**Aim:**
Every record here should be printed again exactly.
# # #
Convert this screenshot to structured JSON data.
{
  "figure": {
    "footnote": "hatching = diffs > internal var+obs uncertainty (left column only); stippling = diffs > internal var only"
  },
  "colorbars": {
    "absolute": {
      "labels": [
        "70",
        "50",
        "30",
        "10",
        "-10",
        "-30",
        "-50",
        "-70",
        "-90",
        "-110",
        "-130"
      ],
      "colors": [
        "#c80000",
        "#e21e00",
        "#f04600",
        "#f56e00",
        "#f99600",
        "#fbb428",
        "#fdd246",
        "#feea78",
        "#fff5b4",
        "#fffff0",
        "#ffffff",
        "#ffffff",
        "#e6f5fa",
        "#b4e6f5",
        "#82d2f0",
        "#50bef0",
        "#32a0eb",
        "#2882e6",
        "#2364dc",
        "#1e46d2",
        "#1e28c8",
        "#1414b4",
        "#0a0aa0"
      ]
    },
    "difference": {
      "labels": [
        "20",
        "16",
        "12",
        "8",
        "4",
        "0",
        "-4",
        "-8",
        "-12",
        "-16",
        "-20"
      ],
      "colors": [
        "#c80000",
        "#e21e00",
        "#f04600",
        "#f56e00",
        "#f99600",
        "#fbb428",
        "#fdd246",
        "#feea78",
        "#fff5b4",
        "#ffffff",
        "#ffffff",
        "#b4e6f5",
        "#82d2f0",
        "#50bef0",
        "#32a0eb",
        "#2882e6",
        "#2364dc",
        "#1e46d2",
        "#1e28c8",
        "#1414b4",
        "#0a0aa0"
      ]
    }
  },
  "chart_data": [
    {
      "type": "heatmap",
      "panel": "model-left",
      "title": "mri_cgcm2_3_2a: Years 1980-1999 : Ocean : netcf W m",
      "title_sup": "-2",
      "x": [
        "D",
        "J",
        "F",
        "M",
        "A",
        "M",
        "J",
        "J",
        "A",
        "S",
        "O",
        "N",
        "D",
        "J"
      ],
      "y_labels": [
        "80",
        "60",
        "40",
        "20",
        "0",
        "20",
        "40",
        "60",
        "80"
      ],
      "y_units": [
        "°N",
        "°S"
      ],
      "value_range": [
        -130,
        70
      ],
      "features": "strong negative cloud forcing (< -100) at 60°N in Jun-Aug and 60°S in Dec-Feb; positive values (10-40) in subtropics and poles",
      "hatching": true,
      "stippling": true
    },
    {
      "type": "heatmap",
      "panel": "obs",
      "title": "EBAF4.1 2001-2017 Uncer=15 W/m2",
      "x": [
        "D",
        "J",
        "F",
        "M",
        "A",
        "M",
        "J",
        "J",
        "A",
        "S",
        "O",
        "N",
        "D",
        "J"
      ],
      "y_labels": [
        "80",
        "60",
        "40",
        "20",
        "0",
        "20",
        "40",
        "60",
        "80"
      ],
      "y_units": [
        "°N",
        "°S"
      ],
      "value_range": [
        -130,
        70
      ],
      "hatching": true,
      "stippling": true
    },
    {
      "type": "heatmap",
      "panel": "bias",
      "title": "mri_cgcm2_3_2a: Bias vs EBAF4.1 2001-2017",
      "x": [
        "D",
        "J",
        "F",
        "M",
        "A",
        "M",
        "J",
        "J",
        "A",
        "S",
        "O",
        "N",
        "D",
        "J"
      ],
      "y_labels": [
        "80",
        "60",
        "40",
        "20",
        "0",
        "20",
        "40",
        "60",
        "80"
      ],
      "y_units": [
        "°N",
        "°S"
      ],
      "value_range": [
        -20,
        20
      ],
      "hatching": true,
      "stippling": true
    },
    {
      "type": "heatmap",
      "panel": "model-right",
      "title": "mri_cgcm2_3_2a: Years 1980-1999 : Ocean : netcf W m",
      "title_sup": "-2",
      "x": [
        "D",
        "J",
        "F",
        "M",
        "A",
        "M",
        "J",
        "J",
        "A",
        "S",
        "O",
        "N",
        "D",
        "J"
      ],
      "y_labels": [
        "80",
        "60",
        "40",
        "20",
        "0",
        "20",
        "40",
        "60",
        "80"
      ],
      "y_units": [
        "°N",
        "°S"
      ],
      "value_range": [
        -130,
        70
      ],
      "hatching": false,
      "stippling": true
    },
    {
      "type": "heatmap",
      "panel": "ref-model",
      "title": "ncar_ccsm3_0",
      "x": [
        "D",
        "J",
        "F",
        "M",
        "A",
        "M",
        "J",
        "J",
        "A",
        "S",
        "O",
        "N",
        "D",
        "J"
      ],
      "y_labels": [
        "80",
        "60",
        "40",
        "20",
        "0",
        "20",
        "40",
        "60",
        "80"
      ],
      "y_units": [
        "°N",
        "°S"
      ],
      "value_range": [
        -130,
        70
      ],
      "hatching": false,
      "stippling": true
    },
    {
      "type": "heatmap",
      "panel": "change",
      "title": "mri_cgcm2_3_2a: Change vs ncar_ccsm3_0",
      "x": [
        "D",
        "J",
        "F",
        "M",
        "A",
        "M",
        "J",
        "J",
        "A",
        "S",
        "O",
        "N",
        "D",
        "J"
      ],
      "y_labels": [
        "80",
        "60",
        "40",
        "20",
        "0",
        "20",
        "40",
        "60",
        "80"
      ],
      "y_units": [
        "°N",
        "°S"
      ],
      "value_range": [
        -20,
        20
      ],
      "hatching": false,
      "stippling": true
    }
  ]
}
# # #
**The reply:**
Convert this screenshot to structured JSON data.
{
  "figure": {
    "footnote": "hatching = diffs > internal var+obs uncertainty (left column only); stippling = diffs > internal var only"
  },
  "colorbars": {
    "absolute": {
      "labels": [
        "70",
        "50",
        "30",
        "10",
        "-10",
        "-30",
        "-50",
        "-70",
        "-90",
        "-110",
        "-130"
      ],
      "colors": [
        "#c80000",
        "#e21e00",
        "#f04600",
        "#f56e00",
        "#f99600",
        "#fbb428",
        "#fdd246",
        "#feea78",
        "#fff5b4",
        "#fffff0",
        "#ffffff",
        "#ffffff",
        "#e6f5fa",
        "#b4e6f5",
        "#82d2f0",
        "#50bef0",
        "#32a0eb",
        "#2882e6",
        "#2364dc",
        "#1e46d2",
        "#1e28c8",
        "#1414b4",
        "#0a0aa0"
      ]
    },
    "difference": {
      "labels": [
        "20",
        "16",
        "12",
        "8",
        "4",
        "0",
        "-4",
        "-8",
        "-12",
        "-16",
        "-20"
      ],
      "colors": [
        "#c80000",
        "#e21e00",
        "#f04600",
        "#f56e00",
        "#f99600",
        "#fbb428",
        "#fdd246",
        "#feea78",
        "#fff5b4",
        "#ffffff",
        "#ffffff",
        "#b4e6f5",
        "#82d2f0",
        "#50bef0",
        "#32a0eb",
        "#2882e6",
        "#2364dc",
        "#1e46d2",
        "#1e28c8",
        "#1414b4",
        "#0a0aa0"
      ]
    }
  },
  "chart_data": [
    {
      "type": "heatmap",
      "panel": "model-left",
      "title": "mri_cgcm2_3_2a: Years 1980-1999 : Ocean : netcf W m",
      "title_sup": "-2",
      "x": [
        "D",
        "J",
        "F",
        "M",
        "A",
        "M",
        "J",
        "J",
        "A",
        "S",
        "O",
        "N",
        "D",
        "J"
      ],
      "y_labels": [
        "80",
        "60",
        "40",
        "20",
        "0",
        "20",
        "40",
        "60",
        "80"
      ],
      "y_units": [
        "°N",
        "°S"
      ],
      "value_range": [
        -130,
        70
      ],
      "features": "strong negative cloud forcing (< -100) at 60°N in Jun-Aug and 60°S in Dec-Feb; positive values (10-40) in subtropics and poles",
      "hatching": true,
      "stippling": true
    },
    {
      "type": "heatmap",
      "panel": "obs",
      "title": "EBAF4.1 2001-2017 Uncer=15 W/m2",
      "x": [
        "D",
        "J",
        "F",
        "M",
        "A",
        "M",
        "J",
        "J",
        "A",
        "S",
        "O",
        "N",
        "D",
        "J"
      ],
      "y_labels": [
        "80",
        "60",
        "40",
        "20",
        "0",
        "20",
        "40",
        "60",
        "80"
      ],
      "y_units": [
        "°N",
        "°S"
      ],
      "value_range": [
        -130,
        70
      ],
      "hatching": true,
      "stippling": true
    },
    {
      "type": "heatmap",
      "panel": "bias",
      "title": "mri_cgcm2_3_2a: Bias vs EBAF4.1 2001-2017",
      "x": [
        "D",
        "J",
        "F",
        "M",
        "A",
        "M",
        "J",
        "J",
        "A",
        "S",
        "O",
        "N",
        "D",
        "J"
      ],
      "y_labels": [
        "80",
        "60",
        "40",
        "20",
        "0",
        "20",
        "40",
        "60",
        "80"
      ],
      "y_units": [
        "°N",
        "°S"
      ],
      "value_range": [
        -20,
        20
      ],
      "hatching": true,
      "stippling": true
    },
    {
      "type": "heatmap",
      "panel": "model-right",
      "title": "mri_cgcm2_3_2a: Years 1980-1999 : Ocean : netcf W m",
      "title_sup": "-2",
      "x": [
        "D",
        "J",
        "F",
        "M",
        "A",
        "M",
        "J",
        "J",
        "A",
        "S",
        "O",
        "N",
        "D",
        "J"
      ],
      "y_labels": [
        "80",
        "60",
        "40",
        "20",
        "0",
        "20",
        "40",
        "60",
        "80"
      ],
      "y_units": [
        "°N",
        "°S"
      ],
      "value_range": [
        -130,
        70
      ],
      "hatching": false,
      "stippling": true
    },
    {
      "type": "heatmap",
      "panel": "ref-model",
      "title": "ncar_ccsm3_0",
      "x": [
        "D",
        "J",
        "F",
        "M",
        "A",
        "M",
        "J",
        "J",
        "A",
        "S",
        "O",
        "N",
        "D",
        "J"
      ],
      "y_labels": [
        "80",
        "60",
        "40",
        "20",
        "0",
        "20",
        "40",
        "60",
        "80"
      ],
      "y_units": [
        "°N",
        "°S"
      ],
      "value_range": [
        -130,
        70
      ],
      "hatching": false,
      "stippling": true
    },
    {
      "type": "heatmap",
      "panel": "change",
      "title": "mri_cgcm2_3_2a: Change vs ncar_ccsm3_0",
      "x": [
        "D",
        "J",
        "F",
        "M",
        "A",
        "M",
        "J",
        "J",
        "A",
        "S",
        "O",
        "N",
        "D",
        "J"
      ],
      "y_labels": [
        "80",
        "60",
        "40",
        "20",
        "0",
        "20",
        "40",
        "60",
        "80"
      ],
      "y_units": [
        "°N",
        "°S"
      ],
      "value_range": [
        -20,
        20
      ],
      "hatching": false,
      "stippling": true
    }
  ]
}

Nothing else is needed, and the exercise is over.